List all the lines in these records that hold "Land".

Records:
--- start ---
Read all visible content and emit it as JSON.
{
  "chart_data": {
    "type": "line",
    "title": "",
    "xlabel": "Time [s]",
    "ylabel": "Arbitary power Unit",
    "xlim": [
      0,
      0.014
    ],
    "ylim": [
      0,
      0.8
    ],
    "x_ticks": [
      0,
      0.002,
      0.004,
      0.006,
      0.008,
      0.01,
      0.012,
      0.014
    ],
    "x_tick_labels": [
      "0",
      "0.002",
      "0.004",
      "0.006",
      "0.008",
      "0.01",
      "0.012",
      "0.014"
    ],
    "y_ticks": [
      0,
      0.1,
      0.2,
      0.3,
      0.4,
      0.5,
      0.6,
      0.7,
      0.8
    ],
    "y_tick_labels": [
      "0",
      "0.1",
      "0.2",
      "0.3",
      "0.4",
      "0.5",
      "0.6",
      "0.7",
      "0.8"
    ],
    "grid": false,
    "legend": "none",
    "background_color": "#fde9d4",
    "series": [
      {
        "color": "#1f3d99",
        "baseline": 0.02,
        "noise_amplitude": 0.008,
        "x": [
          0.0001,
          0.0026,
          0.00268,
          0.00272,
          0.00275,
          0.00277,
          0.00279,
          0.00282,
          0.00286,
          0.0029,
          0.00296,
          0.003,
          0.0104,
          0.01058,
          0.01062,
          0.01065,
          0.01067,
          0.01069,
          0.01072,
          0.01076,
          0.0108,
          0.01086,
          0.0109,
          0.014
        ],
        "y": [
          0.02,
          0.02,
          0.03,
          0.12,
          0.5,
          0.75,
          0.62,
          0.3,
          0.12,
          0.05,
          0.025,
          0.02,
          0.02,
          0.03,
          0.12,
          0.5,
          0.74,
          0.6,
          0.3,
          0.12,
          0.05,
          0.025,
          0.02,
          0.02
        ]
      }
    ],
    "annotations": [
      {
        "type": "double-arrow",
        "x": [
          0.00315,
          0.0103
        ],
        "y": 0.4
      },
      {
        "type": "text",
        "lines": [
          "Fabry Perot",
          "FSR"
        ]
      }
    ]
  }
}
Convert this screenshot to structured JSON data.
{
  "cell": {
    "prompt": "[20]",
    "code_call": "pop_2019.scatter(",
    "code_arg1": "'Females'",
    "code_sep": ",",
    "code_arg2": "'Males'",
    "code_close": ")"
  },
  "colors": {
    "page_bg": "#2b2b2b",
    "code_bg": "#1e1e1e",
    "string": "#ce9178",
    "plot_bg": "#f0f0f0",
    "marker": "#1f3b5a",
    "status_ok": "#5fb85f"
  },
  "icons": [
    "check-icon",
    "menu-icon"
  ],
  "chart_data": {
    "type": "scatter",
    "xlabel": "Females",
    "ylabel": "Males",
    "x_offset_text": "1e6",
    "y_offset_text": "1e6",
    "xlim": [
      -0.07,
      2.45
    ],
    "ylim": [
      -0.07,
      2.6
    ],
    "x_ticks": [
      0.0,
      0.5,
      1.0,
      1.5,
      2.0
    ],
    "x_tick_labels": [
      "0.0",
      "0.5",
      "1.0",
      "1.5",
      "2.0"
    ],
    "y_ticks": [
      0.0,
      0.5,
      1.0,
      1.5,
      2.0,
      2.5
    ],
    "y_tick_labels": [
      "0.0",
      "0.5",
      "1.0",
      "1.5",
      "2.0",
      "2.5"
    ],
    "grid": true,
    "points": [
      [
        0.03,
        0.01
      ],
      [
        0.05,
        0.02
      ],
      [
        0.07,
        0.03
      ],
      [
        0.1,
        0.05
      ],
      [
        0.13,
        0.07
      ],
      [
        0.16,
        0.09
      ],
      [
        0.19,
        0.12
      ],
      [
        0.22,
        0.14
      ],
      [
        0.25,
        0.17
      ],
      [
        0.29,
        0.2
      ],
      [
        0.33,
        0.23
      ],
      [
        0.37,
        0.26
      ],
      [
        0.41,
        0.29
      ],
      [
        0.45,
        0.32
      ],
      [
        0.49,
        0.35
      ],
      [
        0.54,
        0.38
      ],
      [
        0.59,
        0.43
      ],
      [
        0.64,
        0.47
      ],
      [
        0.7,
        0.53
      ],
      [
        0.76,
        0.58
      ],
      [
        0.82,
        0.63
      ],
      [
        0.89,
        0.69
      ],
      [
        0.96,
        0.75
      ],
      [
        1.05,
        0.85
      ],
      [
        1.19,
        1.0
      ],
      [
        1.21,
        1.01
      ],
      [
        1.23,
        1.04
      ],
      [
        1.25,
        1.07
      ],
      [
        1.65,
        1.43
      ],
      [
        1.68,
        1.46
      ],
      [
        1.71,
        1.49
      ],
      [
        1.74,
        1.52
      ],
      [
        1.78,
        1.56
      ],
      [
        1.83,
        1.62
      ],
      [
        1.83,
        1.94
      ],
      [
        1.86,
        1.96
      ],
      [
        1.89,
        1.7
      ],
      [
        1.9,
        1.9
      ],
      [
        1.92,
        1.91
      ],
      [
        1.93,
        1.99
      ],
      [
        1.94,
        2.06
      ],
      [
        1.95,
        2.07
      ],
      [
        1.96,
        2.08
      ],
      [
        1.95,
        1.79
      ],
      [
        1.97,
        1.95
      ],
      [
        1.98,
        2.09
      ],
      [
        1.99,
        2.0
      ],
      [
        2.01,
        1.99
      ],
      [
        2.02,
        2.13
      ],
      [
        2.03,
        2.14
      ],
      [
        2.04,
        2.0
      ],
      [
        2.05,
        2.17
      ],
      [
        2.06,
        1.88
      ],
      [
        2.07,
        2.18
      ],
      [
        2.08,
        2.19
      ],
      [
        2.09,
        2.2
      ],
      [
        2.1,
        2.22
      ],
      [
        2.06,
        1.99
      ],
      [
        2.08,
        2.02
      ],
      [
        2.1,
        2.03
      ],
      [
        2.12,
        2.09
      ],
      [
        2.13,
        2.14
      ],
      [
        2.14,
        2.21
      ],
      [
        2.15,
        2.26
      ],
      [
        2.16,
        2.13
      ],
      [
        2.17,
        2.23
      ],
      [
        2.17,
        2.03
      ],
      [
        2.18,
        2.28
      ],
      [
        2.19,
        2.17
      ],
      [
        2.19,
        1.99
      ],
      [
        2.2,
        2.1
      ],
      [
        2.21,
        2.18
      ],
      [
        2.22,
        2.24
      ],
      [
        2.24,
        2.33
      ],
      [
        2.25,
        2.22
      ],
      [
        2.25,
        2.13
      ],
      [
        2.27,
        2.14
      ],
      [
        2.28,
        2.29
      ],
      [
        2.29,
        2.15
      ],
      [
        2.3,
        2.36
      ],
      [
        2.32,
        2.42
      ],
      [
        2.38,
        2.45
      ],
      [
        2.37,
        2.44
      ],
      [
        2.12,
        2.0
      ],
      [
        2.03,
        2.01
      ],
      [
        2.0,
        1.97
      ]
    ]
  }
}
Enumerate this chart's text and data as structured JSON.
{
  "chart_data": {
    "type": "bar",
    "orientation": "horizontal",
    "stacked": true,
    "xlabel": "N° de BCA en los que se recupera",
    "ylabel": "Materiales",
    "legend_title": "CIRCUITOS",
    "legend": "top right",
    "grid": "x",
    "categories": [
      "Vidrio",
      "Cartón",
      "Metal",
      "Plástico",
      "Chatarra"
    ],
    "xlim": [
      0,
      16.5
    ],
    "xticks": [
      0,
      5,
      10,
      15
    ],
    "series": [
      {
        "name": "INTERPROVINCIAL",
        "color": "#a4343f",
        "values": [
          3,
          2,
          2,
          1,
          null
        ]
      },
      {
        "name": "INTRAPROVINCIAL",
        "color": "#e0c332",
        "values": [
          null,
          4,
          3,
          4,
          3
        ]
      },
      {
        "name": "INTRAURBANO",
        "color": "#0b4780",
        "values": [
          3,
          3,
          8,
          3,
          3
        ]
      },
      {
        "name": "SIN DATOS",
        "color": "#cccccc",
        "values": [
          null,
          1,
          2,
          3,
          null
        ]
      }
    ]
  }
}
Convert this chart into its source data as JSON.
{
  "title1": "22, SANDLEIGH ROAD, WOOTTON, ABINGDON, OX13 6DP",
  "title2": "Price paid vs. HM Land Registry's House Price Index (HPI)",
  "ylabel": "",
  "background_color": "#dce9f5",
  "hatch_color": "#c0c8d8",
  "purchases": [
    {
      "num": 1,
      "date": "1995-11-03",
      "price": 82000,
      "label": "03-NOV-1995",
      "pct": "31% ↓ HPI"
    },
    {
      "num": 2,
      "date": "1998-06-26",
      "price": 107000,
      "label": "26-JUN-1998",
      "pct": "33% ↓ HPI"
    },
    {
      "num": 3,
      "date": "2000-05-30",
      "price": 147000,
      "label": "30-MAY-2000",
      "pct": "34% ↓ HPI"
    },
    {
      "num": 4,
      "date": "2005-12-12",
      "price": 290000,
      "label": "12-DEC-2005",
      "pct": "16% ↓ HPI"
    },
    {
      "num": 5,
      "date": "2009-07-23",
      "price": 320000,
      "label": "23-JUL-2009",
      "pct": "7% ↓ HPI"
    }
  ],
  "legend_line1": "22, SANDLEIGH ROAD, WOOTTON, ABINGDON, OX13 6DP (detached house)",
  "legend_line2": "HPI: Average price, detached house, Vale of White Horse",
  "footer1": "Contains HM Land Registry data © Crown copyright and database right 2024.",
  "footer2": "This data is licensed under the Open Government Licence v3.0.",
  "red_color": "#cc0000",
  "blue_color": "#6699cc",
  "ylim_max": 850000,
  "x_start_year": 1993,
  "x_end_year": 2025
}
--- end ---
| Solution to the exercise |
  "title2": "Price paid vs. HM Land Registry's House Price Index (HPI)",
  "footer1": "Contains HM Land Registry data © Crown copyright and database right 2024.",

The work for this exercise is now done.